### [EXERCISE]
Make an exact copy of all the entries below, with the pictures left out.

** Begin THE DATA **

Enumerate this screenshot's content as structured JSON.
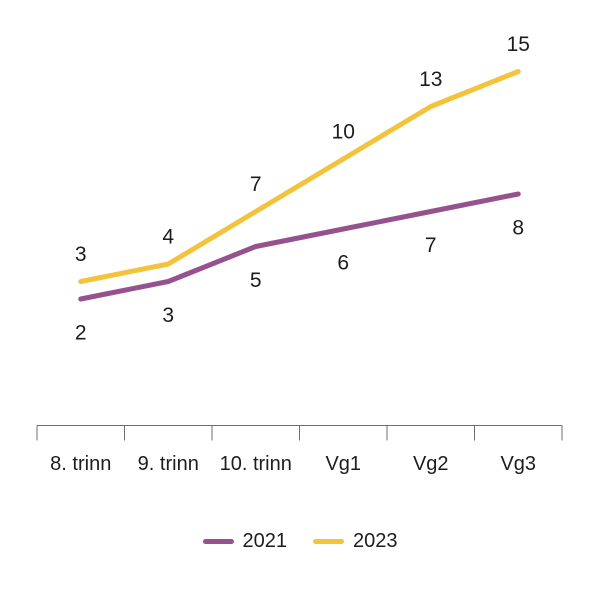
{
  "chart_data": {
    "type": "line",
    "categories": [
      "8. trinn",
      "9. trinn",
      "10. trinn",
      "Vg1",
      "Vg2",
      "Vg3"
    ],
    "series": [
      {
        "name": "2021",
        "color": "#96518F",
        "values": [
          2,
          3,
          5,
          6,
          7,
          8
        ],
        "label_position": "below"
      },
      {
        "name": "2023",
        "color": "#F3C33C",
        "values": [
          3,
          4,
          7,
          10,
          13,
          15
        ],
        "label_position": "above"
      }
    ],
    "data_labels_shown": true,
    "grid": false,
    "y_axis_visible": false,
    "implied_y_range": [
      0,
      16
    ],
    "legend_position": "bottom",
    "axis_color": "#6F6F6F",
    "text_color": "#1D1D1B"
  }
}
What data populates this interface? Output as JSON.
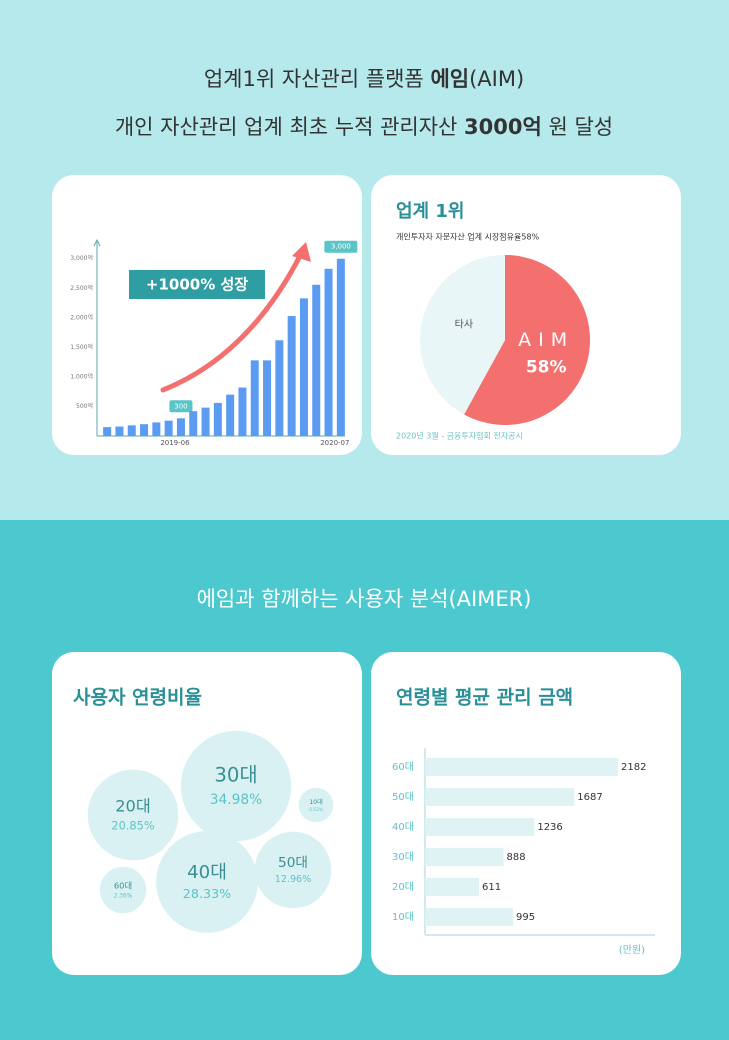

** End THE DATA **

### [ANSWER TO THE PROBLEM]
Enumerate this screenshot's content as structured JSON.
{
  "chart_data": {
    "type": "line",
    "categories": [
      "8. trinn",
      "9. trinn",
      "10. trinn",
      "Vg1",
      "Vg2",
      "Vg3"
    ],
    "series": [
      {
        "name": "2021",
        "color": "#96518F",
        "values": [
          2,
          3,
          5,
          6,
          7,
          8
        ],
        "label_position": "below"
      },
      {
        "name": "2023",
        "color": "#F3C33C",
        "values": [
          3,
          4,
          7,
          10,
          13,
          15
        ],
        "label_position": "above"
      }
    ],
    "data_labels_shown": true,
    "grid": false,
    "y_axis_visible": false,
    "implied_y_range": [
      0,
      16
    ],
    "legend_position": "bottom",
    "axis_color": "#6F6F6F",
    "text_color": "#1D1D1B"
  }
}
What data populates this interface? Output as JSON.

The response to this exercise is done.